-- begin Data records --
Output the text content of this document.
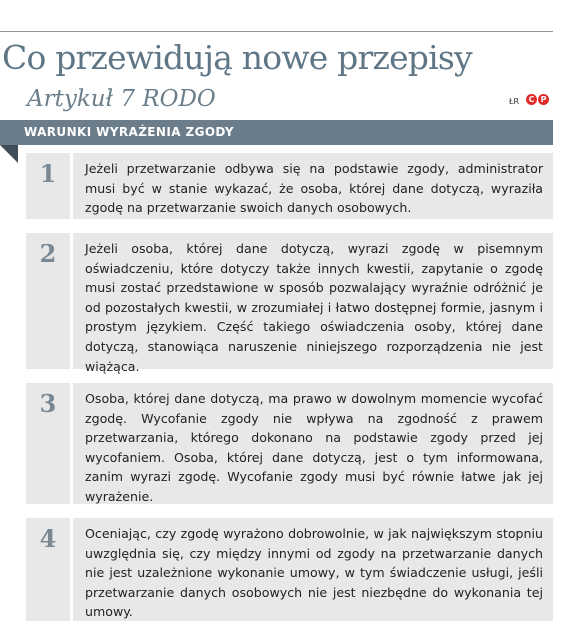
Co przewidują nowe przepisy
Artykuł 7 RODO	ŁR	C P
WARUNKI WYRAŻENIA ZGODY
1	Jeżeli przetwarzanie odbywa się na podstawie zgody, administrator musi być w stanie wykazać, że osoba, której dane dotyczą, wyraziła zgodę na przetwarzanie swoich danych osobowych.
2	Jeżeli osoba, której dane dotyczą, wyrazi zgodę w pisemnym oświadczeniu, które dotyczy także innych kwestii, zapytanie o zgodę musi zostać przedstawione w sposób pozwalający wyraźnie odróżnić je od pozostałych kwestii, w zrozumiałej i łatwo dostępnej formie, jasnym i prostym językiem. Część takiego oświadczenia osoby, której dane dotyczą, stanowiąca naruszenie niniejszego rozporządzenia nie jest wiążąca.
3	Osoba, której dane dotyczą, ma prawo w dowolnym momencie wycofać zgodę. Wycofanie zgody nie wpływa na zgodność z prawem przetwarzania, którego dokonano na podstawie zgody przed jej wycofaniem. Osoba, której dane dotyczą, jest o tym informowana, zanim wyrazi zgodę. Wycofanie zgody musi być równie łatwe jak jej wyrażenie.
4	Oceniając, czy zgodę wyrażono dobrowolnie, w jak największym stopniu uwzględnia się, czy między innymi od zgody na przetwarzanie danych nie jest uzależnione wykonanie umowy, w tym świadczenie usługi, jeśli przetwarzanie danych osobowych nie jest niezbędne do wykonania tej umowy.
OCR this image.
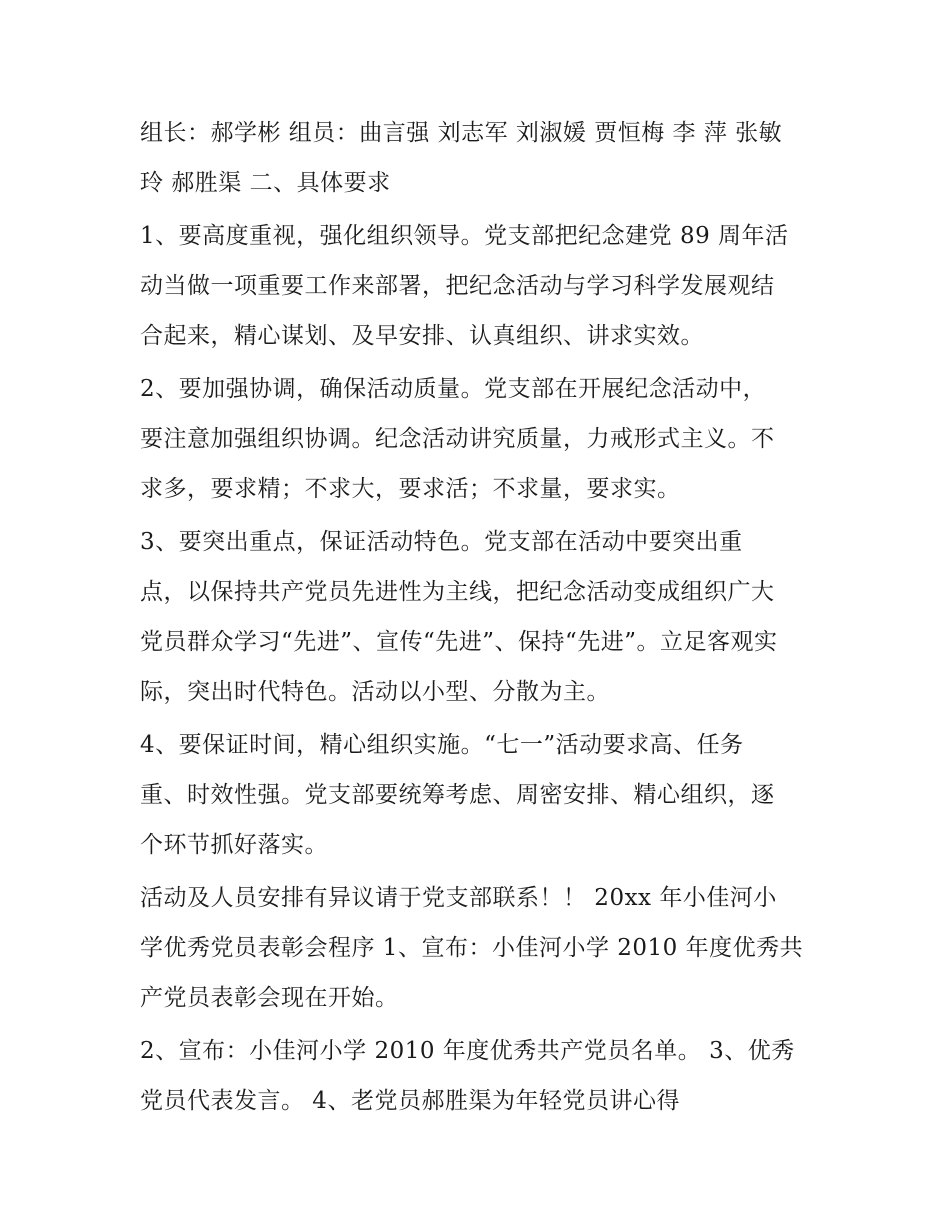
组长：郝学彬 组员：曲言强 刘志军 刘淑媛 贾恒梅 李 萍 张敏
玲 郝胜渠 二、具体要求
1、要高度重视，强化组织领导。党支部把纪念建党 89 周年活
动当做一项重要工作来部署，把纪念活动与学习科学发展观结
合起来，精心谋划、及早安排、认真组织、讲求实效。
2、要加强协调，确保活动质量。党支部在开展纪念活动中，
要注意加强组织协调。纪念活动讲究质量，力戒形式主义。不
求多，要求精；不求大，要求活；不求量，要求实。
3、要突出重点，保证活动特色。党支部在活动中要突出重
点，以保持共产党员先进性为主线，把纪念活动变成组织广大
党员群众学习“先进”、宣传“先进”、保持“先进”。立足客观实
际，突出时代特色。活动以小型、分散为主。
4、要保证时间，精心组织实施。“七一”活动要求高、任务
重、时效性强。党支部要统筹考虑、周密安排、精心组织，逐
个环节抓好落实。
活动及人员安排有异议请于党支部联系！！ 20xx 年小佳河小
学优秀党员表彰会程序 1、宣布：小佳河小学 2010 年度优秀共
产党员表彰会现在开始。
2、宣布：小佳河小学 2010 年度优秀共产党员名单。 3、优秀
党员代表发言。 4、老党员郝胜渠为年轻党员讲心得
-- end Data records --
### Instructions to follow:
Exactly as written, give again every line from the one containing "OCR this image." through the last line of the material, both included, with the pictures left out.

### Solved exercise:
OCR this image.
组长：郝学彬 组员：曲言强 刘志军 刘淑媛 贾恒梅 李 萍 张敏
玲 郝胜渠 二、具体要求
1、要高度重视，强化组织领导。党支部把纪念建党 89 周年活
动当做一项重要工作来部署，把纪念活动与学习科学发展观结
合起来，精心谋划、及早安排、认真组织、讲求实效。
2、要加强协调，确保活动质量。党支部在开展纪念活动中，
要注意加强组织协调。纪念活动讲究质量，力戒形式主义。不
求多，要求精；不求大，要求活；不求量，要求实。
3、要突出重点，保证活动特色。党支部在活动中要突出重
点，以保持共产党员先进性为主线，把纪念活动变成组织广大
党员群众学习“先进”、宣传“先进”、保持“先进”。立足客观实
际，突出时代特色。活动以小型、分散为主。
4、要保证时间，精心组织实施。“七一”活动要求高、任务
重、时效性强。党支部要统筹考虑、周密安排、精心组织，逐
个环节抓好落实。
活动及人员安排有异议请于党支部联系！！ 20xx 年小佳河小
学优秀党员表彰会程序 1、宣布：小佳河小学 2010 年度优秀共
产党员表彰会现在开始。
2、宣布：小佳河小学 2010 年度优秀共产党员名单。 3、优秀
党员代表发言。 4、老党员郝胜渠为年轻党员讲心得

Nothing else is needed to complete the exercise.